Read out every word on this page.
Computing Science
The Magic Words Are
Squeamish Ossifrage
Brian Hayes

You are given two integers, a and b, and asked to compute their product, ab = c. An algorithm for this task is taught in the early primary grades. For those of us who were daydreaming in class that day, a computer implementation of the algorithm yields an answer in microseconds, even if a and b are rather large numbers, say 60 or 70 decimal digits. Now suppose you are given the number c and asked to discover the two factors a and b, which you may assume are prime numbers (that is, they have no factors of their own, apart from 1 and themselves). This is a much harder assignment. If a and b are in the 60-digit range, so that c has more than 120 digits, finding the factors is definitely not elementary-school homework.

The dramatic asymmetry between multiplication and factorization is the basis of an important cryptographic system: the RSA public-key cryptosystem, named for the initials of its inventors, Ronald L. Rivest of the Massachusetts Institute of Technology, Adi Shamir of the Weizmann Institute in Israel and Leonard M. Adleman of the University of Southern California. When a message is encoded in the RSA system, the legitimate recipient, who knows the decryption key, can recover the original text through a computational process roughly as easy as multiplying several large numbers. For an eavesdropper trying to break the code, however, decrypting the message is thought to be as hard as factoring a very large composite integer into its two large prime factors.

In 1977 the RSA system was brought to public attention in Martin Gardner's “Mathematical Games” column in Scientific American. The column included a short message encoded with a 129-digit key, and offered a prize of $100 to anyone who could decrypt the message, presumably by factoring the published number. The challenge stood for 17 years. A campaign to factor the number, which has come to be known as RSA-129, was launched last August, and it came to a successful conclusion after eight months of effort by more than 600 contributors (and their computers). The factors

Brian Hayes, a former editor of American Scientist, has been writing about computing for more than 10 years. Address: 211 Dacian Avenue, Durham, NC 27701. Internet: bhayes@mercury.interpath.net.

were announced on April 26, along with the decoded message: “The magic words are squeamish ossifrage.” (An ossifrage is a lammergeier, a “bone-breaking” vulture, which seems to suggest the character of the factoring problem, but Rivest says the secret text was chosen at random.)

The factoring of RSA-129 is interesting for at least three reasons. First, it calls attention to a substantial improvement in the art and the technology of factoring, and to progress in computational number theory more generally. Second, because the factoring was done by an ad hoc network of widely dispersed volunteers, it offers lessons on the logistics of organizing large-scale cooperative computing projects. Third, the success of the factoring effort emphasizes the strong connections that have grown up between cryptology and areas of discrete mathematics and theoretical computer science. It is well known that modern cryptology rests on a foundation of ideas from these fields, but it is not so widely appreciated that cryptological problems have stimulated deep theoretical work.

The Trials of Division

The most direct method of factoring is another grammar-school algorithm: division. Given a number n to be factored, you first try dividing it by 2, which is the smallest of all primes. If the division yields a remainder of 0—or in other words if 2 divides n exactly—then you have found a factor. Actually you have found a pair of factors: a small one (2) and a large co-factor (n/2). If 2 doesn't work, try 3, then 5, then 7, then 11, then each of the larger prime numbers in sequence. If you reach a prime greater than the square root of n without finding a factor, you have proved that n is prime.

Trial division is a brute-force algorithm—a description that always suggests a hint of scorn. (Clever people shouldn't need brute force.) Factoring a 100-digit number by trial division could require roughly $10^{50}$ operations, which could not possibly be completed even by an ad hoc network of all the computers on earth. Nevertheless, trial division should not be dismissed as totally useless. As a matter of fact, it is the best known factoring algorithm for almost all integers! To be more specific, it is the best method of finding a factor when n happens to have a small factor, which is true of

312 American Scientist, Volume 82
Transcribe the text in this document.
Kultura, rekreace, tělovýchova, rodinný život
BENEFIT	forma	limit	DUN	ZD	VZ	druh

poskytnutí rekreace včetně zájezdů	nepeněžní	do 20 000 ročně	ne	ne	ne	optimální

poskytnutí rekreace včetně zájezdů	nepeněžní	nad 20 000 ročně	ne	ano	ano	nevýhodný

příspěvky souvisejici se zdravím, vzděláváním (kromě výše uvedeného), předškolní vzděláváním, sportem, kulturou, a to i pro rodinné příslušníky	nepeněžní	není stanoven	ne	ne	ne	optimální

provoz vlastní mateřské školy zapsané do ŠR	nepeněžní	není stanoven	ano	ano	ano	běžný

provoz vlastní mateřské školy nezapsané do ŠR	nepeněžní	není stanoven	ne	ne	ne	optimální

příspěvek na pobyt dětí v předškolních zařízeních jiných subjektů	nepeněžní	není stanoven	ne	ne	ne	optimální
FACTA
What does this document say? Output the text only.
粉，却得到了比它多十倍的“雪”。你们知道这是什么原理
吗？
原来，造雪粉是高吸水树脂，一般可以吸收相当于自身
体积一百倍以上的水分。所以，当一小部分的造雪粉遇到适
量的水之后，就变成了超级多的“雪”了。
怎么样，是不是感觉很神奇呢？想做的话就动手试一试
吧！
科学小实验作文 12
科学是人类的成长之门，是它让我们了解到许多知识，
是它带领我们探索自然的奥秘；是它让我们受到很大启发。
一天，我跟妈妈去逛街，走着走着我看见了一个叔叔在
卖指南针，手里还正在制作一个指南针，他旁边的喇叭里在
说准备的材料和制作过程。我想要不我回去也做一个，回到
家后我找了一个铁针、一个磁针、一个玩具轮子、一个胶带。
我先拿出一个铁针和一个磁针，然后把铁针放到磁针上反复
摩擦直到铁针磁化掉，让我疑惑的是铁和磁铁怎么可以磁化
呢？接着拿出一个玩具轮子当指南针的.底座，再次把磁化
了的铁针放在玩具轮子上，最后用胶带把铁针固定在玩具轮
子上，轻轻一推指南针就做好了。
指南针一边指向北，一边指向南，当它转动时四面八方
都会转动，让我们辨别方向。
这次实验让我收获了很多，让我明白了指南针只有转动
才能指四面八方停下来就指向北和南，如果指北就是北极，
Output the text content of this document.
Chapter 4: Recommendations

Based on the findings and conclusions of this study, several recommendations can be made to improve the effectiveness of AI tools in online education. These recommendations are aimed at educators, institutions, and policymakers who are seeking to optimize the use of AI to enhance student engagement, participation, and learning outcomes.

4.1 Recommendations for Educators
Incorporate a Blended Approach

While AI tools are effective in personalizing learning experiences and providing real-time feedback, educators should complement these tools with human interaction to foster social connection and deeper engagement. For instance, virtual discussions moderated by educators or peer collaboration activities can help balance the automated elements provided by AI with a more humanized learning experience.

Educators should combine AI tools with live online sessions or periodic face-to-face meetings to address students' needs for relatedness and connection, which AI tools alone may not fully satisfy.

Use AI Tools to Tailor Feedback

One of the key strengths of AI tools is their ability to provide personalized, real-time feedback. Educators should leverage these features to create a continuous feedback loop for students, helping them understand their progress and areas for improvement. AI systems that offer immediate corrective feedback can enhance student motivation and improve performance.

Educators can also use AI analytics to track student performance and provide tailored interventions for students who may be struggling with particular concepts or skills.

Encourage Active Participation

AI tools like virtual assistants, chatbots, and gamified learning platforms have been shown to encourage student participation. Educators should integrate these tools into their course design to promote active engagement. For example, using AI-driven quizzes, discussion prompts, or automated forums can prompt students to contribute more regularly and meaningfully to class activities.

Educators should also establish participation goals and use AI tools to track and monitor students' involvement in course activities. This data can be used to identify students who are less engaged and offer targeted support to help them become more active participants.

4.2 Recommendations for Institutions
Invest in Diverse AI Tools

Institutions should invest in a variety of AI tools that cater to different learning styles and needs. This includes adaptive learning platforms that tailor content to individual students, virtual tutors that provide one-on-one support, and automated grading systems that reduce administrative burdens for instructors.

====================

## What the exercise asks
Reproduce all of the entries word for word.

## Exercise solution
Read out every word on this page.
Computing Science
The Magic Words Are
Squeamish Ossifrage
Brian Hayes

You are given two integers, a and b, and asked to compute their product, ab = c. An algorithm for this task is taught in the early primary grades. For those of us who were daydreaming in class that day, a computer implementation of the algorithm yields an answer in microseconds, even if a and b are rather large numbers, say 60 or 70 decimal digits. Now suppose you are given the number c and asked to discover the two factors a and b, which you may assume are prime numbers (that is, they have no factors of their own, apart from 1 and themselves). This is a much harder assignment. If a and b are in the 60-digit range, so that c has more than 120 digits, finding the factors is definitely not elementary-school homework.

The dramatic asymmetry between multiplication and factorization is the basis of an important cryptographic system: the RSA public-key cryptosystem, named for the initials of its inventors, Ronald L. Rivest of the Massachusetts Institute of Technology, Adi Shamir of the Weizmann Institute in Israel and Leonard M. Adleman of the University of Southern California. When a message is encoded in the RSA system, the legitimate recipient, who knows the decryption key, can recover the original text through a computational process roughly as easy as multiplying several large numbers. For an eavesdropper trying to break the code, however, decrypting the message is thought to be as hard as factoring a very large composite integer into its two large prime factors.

In 1977 the RSA system was brought to public attention in Martin Gardner's “Mathematical Games” column in Scientific American. The column included a short message encoded with a 129-digit key, and offered a prize of $100 to anyone who could decrypt the message, presumably by factoring the published number. The challenge stood for 17 years. A campaign to factor the number, which has come to be known as RSA-129, was launched last August, and it came to a successful conclusion after eight months of effort by more than 600 contributors (and their computers). The factors

Brian Hayes, a former editor of American Scientist, has been writing about computing for more than 10 years. Address: 211 Dacian Avenue, Durham, NC 27701. Internet: bhayes@mercury.interpath.net.

were announced on April 26, along with the decoded message: “The magic words are squeamish ossifrage.” (An ossifrage is a lammergeier, a “bone-breaking” vulture, which seems to suggest the character of the factoring problem, but Rivest says the secret text was chosen at random.)

The factoring of RSA-129 is interesting for at least three reasons. First, it calls attention to a substantial improvement in the art and the technology of factoring, and to progress in computational number theory more generally. Second, because the factoring was done by an ad hoc network of widely dispersed volunteers, it offers lessons on the logistics of organizing large-scale cooperative computing projects. Third, the success of the factoring effort emphasizes the strong connections that have grown up between cryptology and areas of discrete mathematics and theoretical computer science. It is well known that modern cryptology rests on a foundation of ideas from these fields, but it is not so widely appreciated that cryptological problems have stimulated deep theoretical work.

The Trials of Division

The most direct method of factoring is another grammar-school algorithm: division. Given a number n to be factored, you first try dividing it by 2, which is the smallest of all primes. If the division yields a remainder of 0—or in other words if 2 divides n exactly—then you have found a factor. Actually you have found a pair of factors: a small one (2) and a large co-factor (n/2). If 2 doesn't work, try 3, then 5, then 7, then 11, then each of the larger prime numbers in sequence. If you reach a prime greater than the square root of n without finding a factor, you have proved that n is prime.

Trial division is a brute-force algorithm—a description that always suggests a hint of scorn. (Clever people shouldn't need brute force.) Factoring a 100-digit number by trial division could require roughly $10^{50}$ operations, which could not possibly be completed even by an ad hoc network of all the computers on earth. Nevertheless, trial division should not be dismissed as totally useless. As a matter of fact, it is the best known factoring algorithm for almost all integers! To be more specific, it is the best method of finding a factor when n happens to have a small factor, which is true of

312 American Scientist, Volume 82
Transcribe the text in this document.
Kultura, rekreace, tělovýchova, rodinný život
BENEFIT	forma	limit	DUN	ZD	VZ	druh

poskytnutí rekreace včetně zájezdů	nepeněžní	do 20 000 ročně	ne	ne	ne	optimální

poskytnutí rekreace včetně zájezdů	nepeněžní	nad 20 000 ročně	ne	ano	ano	nevýhodný

příspěvky souvisejici se zdravím, vzděláváním (kromě výše uvedeného), předškolní vzděláváním, sportem, kulturou, a to i pro rodinné příslušníky	nepeněžní	není stanoven	ne	ne	ne	optimální

provoz vlastní mateřské školy zapsané do ŠR	nepeněžní	není stanoven	ano	ano	ano	běžný

provoz vlastní mateřské školy nezapsané do ŠR	nepeněžní	není stanoven	ne	ne	ne	optimální

příspěvek na pobyt dětí v předškolních zařízeních jiných subjektů	nepeněžní	není stanoven	ne	ne	ne	optimální
FACTA
What does this document say? Output the text only.
粉，却得到了比它多十倍的“雪”。你们知道这是什么原理
吗？
原来，造雪粉是高吸水树脂，一般可以吸收相当于自身
体积一百倍以上的水分。所以，当一小部分的造雪粉遇到适
量的水之后，就变成了超级多的“雪”了。
怎么样，是不是感觉很神奇呢？想做的话就动手试一试
吧！
科学小实验作文 12
科学是人类的成长之门，是它让我们了解到许多知识，
是它带领我们探索自然的奥秘；是它让我们受到很大启发。
一天，我跟妈妈去逛街，走着走着我看见了一个叔叔在
卖指南针，手里还正在制作一个指南针，他旁边的喇叭里在
说准备的材料和制作过程。我想要不我回去也做一个，回到
家后我找了一个铁针、一个磁针、一个玩具轮子、一个胶带。
我先拿出一个铁针和一个磁针，然后把铁针放到磁针上反复
摩擦直到铁针磁化掉，让我疑惑的是铁和磁铁怎么可以磁化
呢？接着拿出一个玩具轮子当指南针的.底座，再次把磁化
了的铁针放在玩具轮子上，最后用胶带把铁针固定在玩具轮
子上，轻轻一推指南针就做好了。
指南针一边指向北，一边指向南，当它转动时四面八方
都会转动，让我们辨别方向。
这次实验让我收获了很多，让我明白了指南针只有转动
才能指四面八方停下来就指向北和南，如果指北就是北极，
Output the text content of this document.
Chapter 4: Recommendations

Based on the findings and conclusions of this study, several recommendations can be made to improve the effectiveness of AI tools in online education. These recommendations are aimed at educators, institutions, and policymakers who are seeking to optimize the use of AI to enhance student engagement, participation, and learning outcomes.

4.1 Recommendations for Educators
Incorporate a Blended Approach

While AI tools are effective in personalizing learning experiences and providing real-time feedback, educators should complement these tools with human interaction to foster social connection and deeper engagement. For instance, virtual discussions moderated by educators or peer collaboration activities can help balance the automated elements provided by AI with a more humanized learning experience.

Educators should combine AI tools with live online sessions or periodic face-to-face meetings to address students' needs for relatedness and connection, which AI tools alone may not fully satisfy.

Use AI Tools to Tailor Feedback

One of the key strengths of AI tools is their ability to provide personalized, real-time feedback. Educators should leverage these features to create a continuous feedback loop for students, helping them understand their progress and areas for improvement. AI systems that offer immediate corrective feedback can enhance student motivation and improve performance.

Educators can also use AI analytics to track student performance and provide tailored interventions for students who may be struggling with particular concepts or skills.

Encourage Active Participation

AI tools like virtual assistants, chatbots, and gamified learning platforms have been shown to encourage student participation. Educators should integrate these tools into their course design to promote active engagement. For example, using AI-driven quizzes, discussion prompts, or automated forums can prompt students to contribute more regularly and meaningfully to class activities.

Educators should also establish participation goals and use AI tools to track and monitor students' involvement in course activities. This data can be used to identify students who are less engaged and offer targeted support to help them become more active participants.

4.2 Recommendations for Institutions
Invest in Diverse AI Tools

Institutions should invest in a variety of AI tools that cater to different learning styles and needs. This includes adaptive learning platforms that tailor content to individual students, virtual tutors that provide one-on-one support, and automated grading systems that reduce administrative burdens for instructors.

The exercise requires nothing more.